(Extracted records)
◇ ◇ ◇ ◇ ◇

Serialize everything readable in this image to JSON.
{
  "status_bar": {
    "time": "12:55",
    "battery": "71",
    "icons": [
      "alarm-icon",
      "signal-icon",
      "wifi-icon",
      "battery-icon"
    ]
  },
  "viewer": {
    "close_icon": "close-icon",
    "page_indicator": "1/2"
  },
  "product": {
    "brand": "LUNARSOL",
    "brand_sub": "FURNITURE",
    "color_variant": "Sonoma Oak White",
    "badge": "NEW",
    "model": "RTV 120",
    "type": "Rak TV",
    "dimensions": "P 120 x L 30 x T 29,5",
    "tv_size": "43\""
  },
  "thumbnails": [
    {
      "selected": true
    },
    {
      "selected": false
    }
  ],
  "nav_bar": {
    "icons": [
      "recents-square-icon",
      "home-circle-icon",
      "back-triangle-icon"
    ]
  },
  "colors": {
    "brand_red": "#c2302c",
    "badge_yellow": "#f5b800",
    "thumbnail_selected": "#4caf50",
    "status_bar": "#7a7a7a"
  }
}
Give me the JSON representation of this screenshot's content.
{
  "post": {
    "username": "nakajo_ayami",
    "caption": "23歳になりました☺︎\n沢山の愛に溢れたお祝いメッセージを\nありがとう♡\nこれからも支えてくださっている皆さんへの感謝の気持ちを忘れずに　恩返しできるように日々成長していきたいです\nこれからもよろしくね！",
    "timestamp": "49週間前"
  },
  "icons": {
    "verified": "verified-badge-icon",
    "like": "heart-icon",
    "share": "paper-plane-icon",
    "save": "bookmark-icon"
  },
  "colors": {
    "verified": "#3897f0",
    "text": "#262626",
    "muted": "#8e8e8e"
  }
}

◇ ◇ ◇ ◇ ◇

**To be done**
Extract, verbatim, the lines from the one containing "Give me the" through the last line of the listing above.

**Result below**
Give me the JSON representation of this screenshot's content.
{
  "post": {
    "username": "nakajo_ayami",
    "caption": "23歳になりました☺︎\n沢山の愛に溢れたお祝いメッセージを\nありがとう♡\nこれからも支えてくださっている皆さんへの感謝の気持ちを忘れずに　恩返しできるように日々成長していきたいです\nこれからもよろしくね！",
    "timestamp": "49週間前"
  },
  "icons": {
    "verified": "verified-badge-icon",
    "like": "heart-icon",
    "share": "paper-plane-icon",
    "save": "bookmark-icon"
  },
  "colors": {
    "verified": "#3897f0",
    "text": "#262626",
    "muted": "#8e8e8e"
  }
}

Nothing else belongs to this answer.